SHORT EXERCISE: Copy the lines that follow, keeping every character the same.
━━━
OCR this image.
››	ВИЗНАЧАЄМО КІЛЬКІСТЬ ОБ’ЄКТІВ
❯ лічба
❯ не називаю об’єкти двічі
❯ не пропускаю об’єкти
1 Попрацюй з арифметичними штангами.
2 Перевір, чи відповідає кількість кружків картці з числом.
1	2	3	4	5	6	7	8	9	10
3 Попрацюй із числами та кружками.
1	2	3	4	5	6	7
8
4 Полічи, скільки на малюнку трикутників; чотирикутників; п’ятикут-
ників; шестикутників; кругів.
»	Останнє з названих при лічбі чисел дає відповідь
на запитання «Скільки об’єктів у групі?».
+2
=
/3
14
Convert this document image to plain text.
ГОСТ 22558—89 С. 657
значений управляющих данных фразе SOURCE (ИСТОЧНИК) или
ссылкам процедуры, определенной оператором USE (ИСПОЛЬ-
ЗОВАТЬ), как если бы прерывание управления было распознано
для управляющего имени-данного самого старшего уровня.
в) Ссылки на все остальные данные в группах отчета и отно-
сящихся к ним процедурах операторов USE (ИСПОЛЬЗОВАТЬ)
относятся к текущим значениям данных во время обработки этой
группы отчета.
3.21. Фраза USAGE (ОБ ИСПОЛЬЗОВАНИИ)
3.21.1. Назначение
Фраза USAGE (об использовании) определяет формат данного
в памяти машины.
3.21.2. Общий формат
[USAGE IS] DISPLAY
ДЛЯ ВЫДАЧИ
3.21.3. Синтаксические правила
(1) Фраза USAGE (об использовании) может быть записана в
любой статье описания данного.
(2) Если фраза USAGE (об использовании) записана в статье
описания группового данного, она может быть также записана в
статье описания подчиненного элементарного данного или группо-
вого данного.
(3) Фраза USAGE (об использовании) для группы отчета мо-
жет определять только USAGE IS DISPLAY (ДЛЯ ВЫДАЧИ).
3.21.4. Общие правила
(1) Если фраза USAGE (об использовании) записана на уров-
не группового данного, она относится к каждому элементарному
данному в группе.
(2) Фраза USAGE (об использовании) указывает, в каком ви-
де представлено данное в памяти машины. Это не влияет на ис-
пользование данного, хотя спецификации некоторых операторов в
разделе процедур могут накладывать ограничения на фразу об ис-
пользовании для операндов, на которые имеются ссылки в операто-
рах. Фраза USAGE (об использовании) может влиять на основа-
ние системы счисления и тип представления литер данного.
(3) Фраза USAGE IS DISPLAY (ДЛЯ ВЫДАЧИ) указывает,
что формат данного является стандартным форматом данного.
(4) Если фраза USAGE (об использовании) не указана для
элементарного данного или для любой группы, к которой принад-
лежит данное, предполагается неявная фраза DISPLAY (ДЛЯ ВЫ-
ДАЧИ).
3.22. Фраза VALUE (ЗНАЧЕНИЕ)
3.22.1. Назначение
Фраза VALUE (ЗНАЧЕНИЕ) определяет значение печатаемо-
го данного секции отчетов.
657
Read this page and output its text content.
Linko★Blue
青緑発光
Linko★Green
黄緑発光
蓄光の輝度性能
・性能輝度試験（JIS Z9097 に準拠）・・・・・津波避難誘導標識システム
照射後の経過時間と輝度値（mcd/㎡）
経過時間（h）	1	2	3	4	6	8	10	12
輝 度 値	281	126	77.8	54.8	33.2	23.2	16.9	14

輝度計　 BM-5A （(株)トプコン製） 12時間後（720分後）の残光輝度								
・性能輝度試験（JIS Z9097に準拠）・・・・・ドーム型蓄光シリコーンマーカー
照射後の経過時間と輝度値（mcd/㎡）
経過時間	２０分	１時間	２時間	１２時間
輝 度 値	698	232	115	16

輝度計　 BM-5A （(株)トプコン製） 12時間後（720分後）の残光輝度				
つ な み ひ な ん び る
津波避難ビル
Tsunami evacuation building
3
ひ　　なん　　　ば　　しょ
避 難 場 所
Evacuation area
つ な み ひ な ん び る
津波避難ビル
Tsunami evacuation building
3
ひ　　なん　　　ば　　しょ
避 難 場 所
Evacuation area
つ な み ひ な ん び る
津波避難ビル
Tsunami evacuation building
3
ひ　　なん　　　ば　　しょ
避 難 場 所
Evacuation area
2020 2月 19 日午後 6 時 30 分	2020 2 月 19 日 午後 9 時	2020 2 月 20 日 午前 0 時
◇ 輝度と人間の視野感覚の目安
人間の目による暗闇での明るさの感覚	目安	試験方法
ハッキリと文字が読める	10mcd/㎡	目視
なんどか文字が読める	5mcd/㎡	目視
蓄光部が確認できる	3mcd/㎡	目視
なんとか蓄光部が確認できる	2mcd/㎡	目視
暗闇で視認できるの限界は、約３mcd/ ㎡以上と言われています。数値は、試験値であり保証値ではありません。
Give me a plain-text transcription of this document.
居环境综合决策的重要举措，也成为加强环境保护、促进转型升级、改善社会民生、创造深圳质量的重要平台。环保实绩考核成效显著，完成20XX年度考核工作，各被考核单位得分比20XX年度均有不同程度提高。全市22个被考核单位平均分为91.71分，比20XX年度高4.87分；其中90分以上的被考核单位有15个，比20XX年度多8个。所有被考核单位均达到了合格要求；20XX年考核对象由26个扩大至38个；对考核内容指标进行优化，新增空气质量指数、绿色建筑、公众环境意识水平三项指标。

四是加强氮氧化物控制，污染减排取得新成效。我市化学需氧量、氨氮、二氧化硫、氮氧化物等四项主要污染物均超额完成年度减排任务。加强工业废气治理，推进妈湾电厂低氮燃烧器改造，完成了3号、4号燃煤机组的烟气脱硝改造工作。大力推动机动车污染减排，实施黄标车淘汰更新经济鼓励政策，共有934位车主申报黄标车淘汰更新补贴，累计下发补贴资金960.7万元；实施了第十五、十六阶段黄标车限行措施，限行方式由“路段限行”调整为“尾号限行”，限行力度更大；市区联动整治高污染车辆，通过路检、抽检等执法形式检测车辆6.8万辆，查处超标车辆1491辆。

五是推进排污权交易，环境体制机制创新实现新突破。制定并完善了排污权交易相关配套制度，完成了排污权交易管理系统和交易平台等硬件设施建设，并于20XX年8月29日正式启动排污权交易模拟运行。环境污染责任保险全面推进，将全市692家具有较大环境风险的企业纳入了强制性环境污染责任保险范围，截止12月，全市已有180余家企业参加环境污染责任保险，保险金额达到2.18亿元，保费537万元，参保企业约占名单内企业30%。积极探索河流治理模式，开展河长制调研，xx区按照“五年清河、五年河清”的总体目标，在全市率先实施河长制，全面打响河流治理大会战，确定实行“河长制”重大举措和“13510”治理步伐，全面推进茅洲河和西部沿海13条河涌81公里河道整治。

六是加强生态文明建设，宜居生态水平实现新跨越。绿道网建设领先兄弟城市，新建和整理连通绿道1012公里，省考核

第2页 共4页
━━━
RESPONSE:
OCR this image.
››	ВИЗНАЧАЄМО КІЛЬКІСТЬ ОБ’ЄКТІВ
❯ лічба
❯ не називаю об’єкти двічі
❯ не пропускаю об’єкти
1 Попрацюй з арифметичними штангами.
2 Перевір, чи відповідає кількість кружків картці з числом.
1	2	3	4	5	6	7	8	9	10
3 Попрацюй із числами та кружками.
1	2	3	4	5	6	7
8
4 Полічи, скільки на малюнку трикутників; чотирикутників; п’ятикут-
ників; шестикутників; кругів.
»	Останнє з названих при лічбі чисел дає відповідь
на запитання «Скільки об’єктів у групі?».
+2
=
/3
14
Convert this document image to plain text.
ГОСТ 22558—89 С. 657
значений управляющих данных фразе SOURCE (ИСТОЧНИК) или
ссылкам процедуры, определенной оператором USE (ИСПОЛЬ-
ЗОВАТЬ), как если бы прерывание управления было распознано
для управляющего имени-данного самого старшего уровня.
в) Ссылки на все остальные данные в группах отчета и отно-
сящихся к ним процедурах операторов USE (ИСПОЛЬЗОВАТЬ)
относятся к текущим значениям данных во время обработки этой
группы отчета.
3.21. Фраза USAGE (ОБ ИСПОЛЬЗОВАНИИ)
3.21.1. Назначение
Фраза USAGE (об использовании) определяет формат данного
в памяти машины.
3.21.2. Общий формат
[USAGE IS] DISPLAY
ДЛЯ ВЫДАЧИ
3.21.3. Синтаксические правила
(1) Фраза USAGE (об использовании) может быть записана в
любой статье описания данного.
(2) Если фраза USAGE (об использовании) записана в статье
описания группового данного, она может быть также записана в
статье описания подчиненного элементарного данного или группо-
вого данного.
(3) Фраза USAGE (об использовании) для группы отчета мо-
жет определять только USAGE IS DISPLAY (ДЛЯ ВЫДАЧИ).
3.21.4. Общие правила
(1) Если фраза USAGE (об использовании) записана на уров-
не группового данного, она относится к каждому элементарному
данному в группе.
(2) Фраза USAGE (об использовании) указывает, в каком ви-
де представлено данное в памяти машины. Это не влияет на ис-
пользование данного, хотя спецификации некоторых операторов в
разделе процедур могут накладывать ограничения на фразу об ис-
пользовании для операндов, на которые имеются ссылки в операто-
рах. Фраза USAGE (об использовании) может влиять на основа-
ние системы счисления и тип представления литер данного.
(3) Фраза USAGE IS DISPLAY (ДЛЯ ВЫДАЧИ) указывает,
что формат данного является стандартным форматом данного.
(4) Если фраза USAGE (об использовании) не указана для
элементарного данного или для любой группы, к которой принад-
лежит данное, предполагается неявная фраза DISPLAY (ДЛЯ ВЫ-
ДАЧИ).
3.22. Фраза VALUE (ЗНАЧЕНИЕ)
3.22.1. Назначение
Фраза VALUE (ЗНАЧЕНИЕ) определяет значение печатаемо-
го данного секции отчетов.
657
Read this page and output its text content.
Linko★Blue
青緑発光
Linko★Green
黄緑発光
蓄光の輝度性能
・性能輝度試験（JIS Z9097 に準拠）・・・・・津波避難誘導標識システム
照射後の経過時間と輝度値（mcd/㎡）
経過時間（h）	1	2	3	4	6	8	10	12
輝 度 値	281	126	77.8	54.8	33.2	23.2	16.9	14

輝度計　 BM-5A （(株)トプコン製） 12時間後（720分後）の残光輝度								
・性能輝度試験（JIS Z9097に準拠）・・・・・ドーム型蓄光シリコーンマーカー
照射後の経過時間と輝度値（mcd/㎡）
経過時間	２０分	１時間	２時間	１２時間
輝 度 値	698	232	115	16

輝度計　 BM-5A （(株)トプコン製） 12時間後（720分後）の残光輝度				
つ な み ひ な ん び る
津波避難ビル
Tsunami evacuation building
3
ひ　　なん　　　ば　　しょ
避 難 場 所
Evacuation area
つ な み ひ な ん び る
津波避難ビル
Tsunami evacuation building
3
ひ　　なん　　　ば　　しょ
避 難 場 所
Evacuation area
つ な み ひ な ん び る
津波避難ビル
Tsunami evacuation building
3
ひ　　なん　　　ば　　しょ
避 難 場 所
Evacuation area
2020 2月 19 日午後 6 時 30 分	2020 2 月 19 日 午後 9 時	2020 2 月 20 日 午前 0 時
◇ 輝度と人間の視野感覚の目安
人間の目による暗闇での明るさの感覚	目安	試験方法
ハッキリと文字が読める	10mcd/㎡	目視
なんどか文字が読める	5mcd/㎡	目視
蓄光部が確認できる	3mcd/㎡	目視
なんとか蓄光部が確認できる	2mcd/㎡	目視
暗闇で視認できるの限界は、約３mcd/ ㎡以上と言われています。数値は、試験値であり保証値ではありません。
Give me a plain-text transcription of this document.
居环境综合决策的重要举措，也成为加强环境保护、促进转型升级、改善社会民生、创造深圳质量的重要平台。环保实绩考核成效显著，完成20XX年度考核工作，各被考核单位得分比20XX年度均有不同程度提高。全市22个被考核单位平均分为91.71分，比20XX年度高4.87分；其中90分以上的被考核单位有15个，比20XX年度多8个。所有被考核单位均达到了合格要求；20XX年考核对象由26个扩大至38个；对考核内容指标进行优化，新增空气质量指数、绿色建筑、公众环境意识水平三项指标。

四是加强氮氧化物控制，污染减排取得新成效。我市化学需氧量、氨氮、二氧化硫、氮氧化物等四项主要污染物均超额完成年度减排任务。加强工业废气治理，推进妈湾电厂低氮燃烧器改造，完成了3号、4号燃煤机组的烟气脱硝改造工作。大力推动机动车污染减排，实施黄标车淘汰更新经济鼓励政策，共有934位车主申报黄标车淘汰更新补贴，累计下发补贴资金960.7万元；实施了第十五、十六阶段黄标车限行措施，限行方式由“路段限行”调整为“尾号限行”，限行力度更大；市区联动整治高污染车辆，通过路检、抽检等执法形式检测车辆6.8万辆，查处超标车辆1491辆。

五是推进排污权交易，环境体制机制创新实现新突破。制定并完善了排污权交易相关配套制度，完成了排污权交易管理系统和交易平台等硬件设施建设，并于20XX年8月29日正式启动排污权交易模拟运行。环境污染责任保险全面推进，将全市692家具有较大环境风险的企业纳入了强制性环境污染责任保险范围，截止12月，全市已有180余家企业参加环境污染责任保险，保险金额达到2.18亿元，保费537万元，参保企业约占名单内企业30%。积极探索河流治理模式，开展河长制调研，xx区按照“五年清河、五年河清”的总体目标，在全市率先实施河长制，全面打响河流治理大会战，确定实行“河长制”重大举措和“13510”治理步伐，全面推进茅洲河和西部沿海13条河涌81公里河道整治。

六是加强生态文明建设，宜居生态水平实现新跨越。绿道网建设领先兄弟城市，新建和整理连通绿道1012公里，省考核

第2页 共4页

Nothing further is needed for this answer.